» **EXTRACTED RECORDS**
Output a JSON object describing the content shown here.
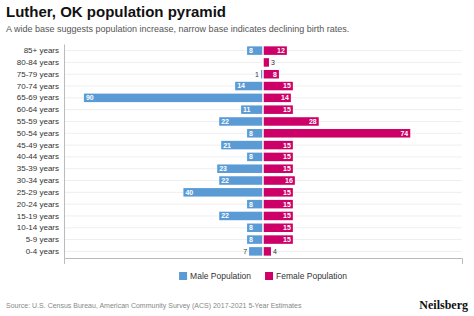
{
  "chart_data": {
    "type": "bar",
    "orientation": "horizontal",
    "title": "Luther, OK population pyramid",
    "subtitle": "A wide base suggests population increase, narrow base indicates declining birth rates.",
    "annotations": [
      "Source: U.S. Census Bureau, American Community Survey (ACS) 2017-2021 5-Year Estimates",
      "Neilsberg"
    ],
    "categories": [
      "0-4 years",
      "5-9 years",
      "10-14 years",
      "15-19 years",
      "20-24 years",
      "25-29 years",
      "30-34 years",
      "35-39 years",
      "40-44 years",
      "45-49 years",
      "50-54 years",
      "55-59 years",
      "60-64 years",
      "65-69 years",
      "70-74 years",
      "75-79 years",
      "80-84 years",
      "85+ years"
    ],
    "series": [
      {
        "name": "Male Population",
        "color": "#5b9bd5",
        "values": [
          7,
          8,
          8,
          22,
          8,
          40,
          22,
          23,
          8,
          21,
          8,
          22,
          11,
          90,
          14,
          1,
          0,
          8
        ]
      },
      {
        "name": "Female Population",
        "color": "#cc0066",
        "values": [
          4,
          15,
          15,
          15,
          15,
          15,
          16,
          15,
          15,
          15,
          74,
          28,
          15,
          14,
          15,
          8,
          3,
          12
        ]
      }
    ],
    "xlim": [
      -100,
      100
    ],
    "xticks": [],
    "tick_labels": "y",
    "grid": true,
    "legend": "bottom",
    "data_labels": true
  }
}
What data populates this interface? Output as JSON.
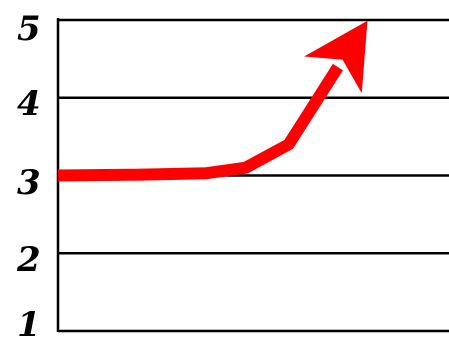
{
  "chart_data": {
    "type": "line",
    "y_ticks": [
      "1",
      "2",
      "3",
      "4",
      "5"
    ],
    "ylim": [
      1,
      5
    ],
    "xlim": [
      0,
      1
    ],
    "grid": true,
    "series": [
      {
        "points": [
          {
            "x": 0.0,
            "y": 3.0
          },
          {
            "x": 0.2,
            "y": 3.01
          },
          {
            "x": 0.38,
            "y": 3.03
          },
          {
            "x": 0.48,
            "y": 3.1
          },
          {
            "x": 0.59,
            "y": 3.4
          },
          {
            "x": 0.79,
            "y": 4.98
          }
        ]
      }
    ]
  },
  "colors": {
    "line": "#ff0000",
    "grid": "#000000",
    "background": "#ffffff"
  }
}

» **REQUIRED TASK**
Copy out every line where the word "JSON" occurs.

» **SOLUTION FOR THIS EXERCISE**
Output a JSON object describing the content shown here.
What data populates this interface? Output as JSON.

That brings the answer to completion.